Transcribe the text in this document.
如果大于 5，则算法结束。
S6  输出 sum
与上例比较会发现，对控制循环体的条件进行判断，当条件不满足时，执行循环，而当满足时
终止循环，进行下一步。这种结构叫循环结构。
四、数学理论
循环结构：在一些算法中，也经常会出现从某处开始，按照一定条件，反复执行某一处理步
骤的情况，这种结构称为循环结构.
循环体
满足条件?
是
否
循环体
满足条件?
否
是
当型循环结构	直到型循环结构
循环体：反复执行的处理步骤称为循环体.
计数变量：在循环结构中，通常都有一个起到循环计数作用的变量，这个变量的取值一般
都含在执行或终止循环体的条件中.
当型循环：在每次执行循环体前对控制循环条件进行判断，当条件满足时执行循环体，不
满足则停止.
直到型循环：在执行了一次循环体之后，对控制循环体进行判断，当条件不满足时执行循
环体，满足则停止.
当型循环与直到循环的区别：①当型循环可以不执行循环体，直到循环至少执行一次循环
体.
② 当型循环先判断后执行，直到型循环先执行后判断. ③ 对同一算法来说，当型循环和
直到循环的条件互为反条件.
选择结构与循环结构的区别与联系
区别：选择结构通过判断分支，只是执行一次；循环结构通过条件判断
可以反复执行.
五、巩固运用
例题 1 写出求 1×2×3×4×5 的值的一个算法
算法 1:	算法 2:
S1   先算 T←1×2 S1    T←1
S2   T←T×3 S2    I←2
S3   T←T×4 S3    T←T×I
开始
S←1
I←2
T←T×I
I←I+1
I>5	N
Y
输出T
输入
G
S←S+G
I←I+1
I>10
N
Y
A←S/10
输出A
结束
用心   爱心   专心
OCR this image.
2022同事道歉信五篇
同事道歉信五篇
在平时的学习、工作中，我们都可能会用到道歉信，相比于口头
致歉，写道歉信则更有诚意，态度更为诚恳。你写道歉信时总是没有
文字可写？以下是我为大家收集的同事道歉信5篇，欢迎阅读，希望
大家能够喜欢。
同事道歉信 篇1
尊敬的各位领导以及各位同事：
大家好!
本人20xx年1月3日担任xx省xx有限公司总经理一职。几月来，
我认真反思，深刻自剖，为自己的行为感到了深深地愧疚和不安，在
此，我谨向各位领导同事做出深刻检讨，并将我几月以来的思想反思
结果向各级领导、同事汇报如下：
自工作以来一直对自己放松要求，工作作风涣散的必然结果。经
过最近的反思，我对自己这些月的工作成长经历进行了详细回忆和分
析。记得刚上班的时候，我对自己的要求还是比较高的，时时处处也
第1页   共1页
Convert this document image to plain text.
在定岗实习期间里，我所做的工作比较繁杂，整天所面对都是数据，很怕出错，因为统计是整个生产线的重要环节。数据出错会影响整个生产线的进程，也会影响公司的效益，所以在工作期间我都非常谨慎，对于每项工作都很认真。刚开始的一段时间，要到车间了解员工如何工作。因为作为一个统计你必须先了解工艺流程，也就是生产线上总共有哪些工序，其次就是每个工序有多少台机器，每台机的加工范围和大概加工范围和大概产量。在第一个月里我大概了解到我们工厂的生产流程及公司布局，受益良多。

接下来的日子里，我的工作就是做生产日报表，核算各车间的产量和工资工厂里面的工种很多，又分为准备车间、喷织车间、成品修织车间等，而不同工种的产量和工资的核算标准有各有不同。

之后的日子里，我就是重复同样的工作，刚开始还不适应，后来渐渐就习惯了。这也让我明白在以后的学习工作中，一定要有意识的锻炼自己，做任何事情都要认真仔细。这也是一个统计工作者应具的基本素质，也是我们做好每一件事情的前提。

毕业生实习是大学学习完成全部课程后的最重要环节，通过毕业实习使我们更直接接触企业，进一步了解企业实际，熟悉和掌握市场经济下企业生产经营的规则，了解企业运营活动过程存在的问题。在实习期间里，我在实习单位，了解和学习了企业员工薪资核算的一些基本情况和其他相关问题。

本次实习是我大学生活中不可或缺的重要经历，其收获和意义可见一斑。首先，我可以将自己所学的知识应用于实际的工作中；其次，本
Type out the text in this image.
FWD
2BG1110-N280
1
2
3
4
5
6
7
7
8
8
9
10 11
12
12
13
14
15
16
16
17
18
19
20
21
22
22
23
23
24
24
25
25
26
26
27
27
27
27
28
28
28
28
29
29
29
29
----------
### WRITTEN REQUEST:
Repeat the data verbatim.

### EXERCISE RESULT:
Transcribe the text in this document.
如果大于 5，则算法结束。
S6  输出 sum
与上例比较会发现，对控制循环体的条件进行判断，当条件不满足时，执行循环，而当满足时
终止循环，进行下一步。这种结构叫循环结构。
四、数学理论
循环结构：在一些算法中，也经常会出现从某处开始，按照一定条件，反复执行某一处理步
骤的情况，这种结构称为循环结构.
循环体
满足条件?
是
否
循环体
满足条件?
否
是
当型循环结构	直到型循环结构
循环体：反复执行的处理步骤称为循环体.
计数变量：在循环结构中，通常都有一个起到循环计数作用的变量，这个变量的取值一般
都含在执行或终止循环体的条件中.
当型循环：在每次执行循环体前对控制循环条件进行判断，当条件满足时执行循环体，不
满足则停止.
直到型循环：在执行了一次循环体之后，对控制循环体进行判断，当条件不满足时执行循
环体，满足则停止.
当型循环与直到循环的区别：①当型循环可以不执行循环体，直到循环至少执行一次循环
体.
② 当型循环先判断后执行，直到型循环先执行后判断. ③ 对同一算法来说，当型循环和
直到循环的条件互为反条件.
选择结构与循环结构的区别与联系
区别：选择结构通过判断分支，只是执行一次；循环结构通过条件判断
可以反复执行.
五、巩固运用
例题 1 写出求 1×2×3×4×5 的值的一个算法
算法 1:	算法 2:
S1   先算 T←1×2 S1    T←1
S2   T←T×3 S2    I←2
S3   T←T×4 S3    T←T×I
开始
S←1
I←2
T←T×I
I←I+1
I>5	N
Y
输出T
输入
G
S←S+G
I←I+1
I>10
N
Y
A←S/10
输出A
结束
用心   爱心   专心
OCR this image.
2022同事道歉信五篇
同事道歉信五篇
在平时的学习、工作中，我们都可能会用到道歉信，相比于口头
致歉，写道歉信则更有诚意，态度更为诚恳。你写道歉信时总是没有
文字可写？以下是我为大家收集的同事道歉信5篇，欢迎阅读，希望
大家能够喜欢。
同事道歉信 篇1
尊敬的各位领导以及各位同事：
大家好!
本人20xx年1月3日担任xx省xx有限公司总经理一职。几月来，
我认真反思，深刻自剖，为自己的行为感到了深深地愧疚和不安，在
此，我谨向各位领导同事做出深刻检讨，并将我几月以来的思想反思
结果向各级领导、同事汇报如下：
自工作以来一直对自己放松要求，工作作风涣散的必然结果。经
过最近的反思，我对自己这些月的工作成长经历进行了详细回忆和分
析。记得刚上班的时候，我对自己的要求还是比较高的，时时处处也
第1页   共1页
Convert this document image to plain text.
在定岗实习期间里，我所做的工作比较繁杂，整天所面对都是数据，很怕出错，因为统计是整个生产线的重要环节。数据出错会影响整个生产线的进程，也会影响公司的效益，所以在工作期间我都非常谨慎，对于每项工作都很认真。刚开始的一段时间，要到车间了解员工如何工作。因为作为一个统计你必须先了解工艺流程，也就是生产线上总共有哪些工序，其次就是每个工序有多少台机器，每台机的加工范围和大概加工范围和大概产量。在第一个月里我大概了解到我们工厂的生产流程及公司布局，受益良多。

接下来的日子里，我的工作就是做生产日报表，核算各车间的产量和工资工厂里面的工种很多，又分为准备车间、喷织车间、成品修织车间等，而不同工种的产量和工资的核算标准有各有不同。

之后的日子里，我就是重复同样的工作，刚开始还不适应，后来渐渐就习惯了。这也让我明白在以后的学习工作中，一定要有意识的锻炼自己，做任何事情都要认真仔细。这也是一个统计工作者应具的基本素质，也是我们做好每一件事情的前提。

毕业生实习是大学学习完成全部课程后的最重要环节，通过毕业实习使我们更直接接触企业，进一步了解企业实际，熟悉和掌握市场经济下企业生产经营的规则，了解企业运营活动过程存在的问题。在实习期间里，我在实习单位，了解和学习了企业员工薪资核算的一些基本情况和其他相关问题。

本次实习是我大学生活中不可或缺的重要经历，其收获和意义可见一斑。首先，我可以将自己所学的知识应用于实际的工作中；其次，本
Type out the text in this image.
FWD
2BG1110-N280
1
2
3
4
5
6
7
7
8
8
9
10 11
12
12
13
14
15
16
16
17
18
19
20
21
22
22
23
23
24
24
25
25
26
26
27
27
27
27
28
28
28
28
29
29
29
29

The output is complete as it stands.